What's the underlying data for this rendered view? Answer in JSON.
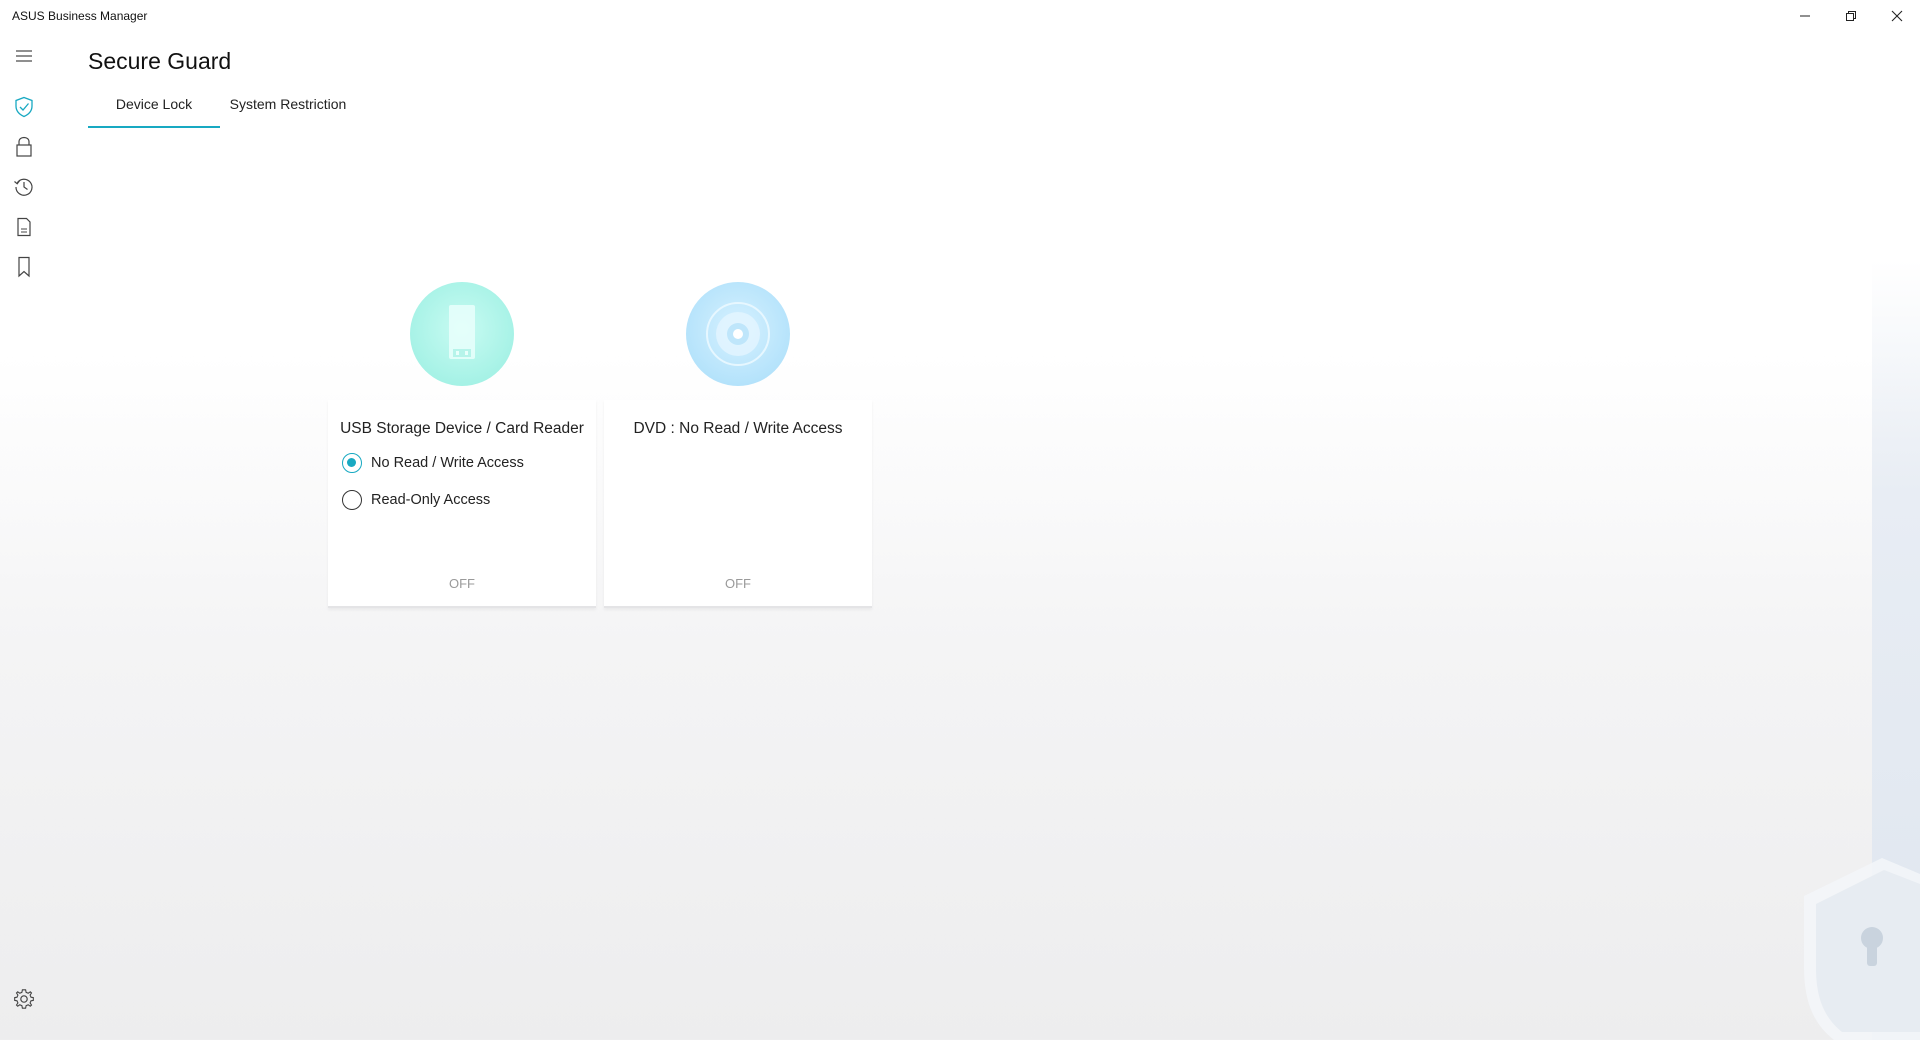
{
  "window": {
    "title": "ASUS Business Manager"
  },
  "sidebar": {
    "items": [
      {
        "icon": "hamburger-menu-icon"
      },
      {
        "icon": "shield-check-icon",
        "active": true
      },
      {
        "icon": "lock-icon"
      },
      {
        "icon": "history-icon"
      },
      {
        "icon": "document-icon"
      },
      {
        "icon": "bookmark-icon"
      }
    ],
    "settings_icon": "gear-icon",
    "accent_color": "#18a9c2"
  },
  "header": {
    "title": "Secure Guard",
    "tabs": [
      {
        "label": "Device Lock",
        "active": true
      },
      {
        "label": "System Restriction",
        "active": false
      }
    ]
  },
  "cards": [
    {
      "icon": "usb-device-icon",
      "title": "USB Storage Device / Card Reader",
      "options": [
        {
          "label": "No Read / Write Access",
          "selected": true
        },
        {
          "label": "Read-Only Access",
          "selected": false
        }
      ],
      "status": "OFF"
    },
    {
      "icon": "dvd-disc-icon",
      "title": "DVD : No Read / Write Access",
      "status": "OFF"
    }
  ]
}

▶ **Short exercise**: Lines of the material that contain the word "Access" are to be gathered.

▶ **Expected answer**:
          "label": "No Read / Write Access",
          "label": "Read-Only Access",
      "title": "DVD : No Read / Write Access",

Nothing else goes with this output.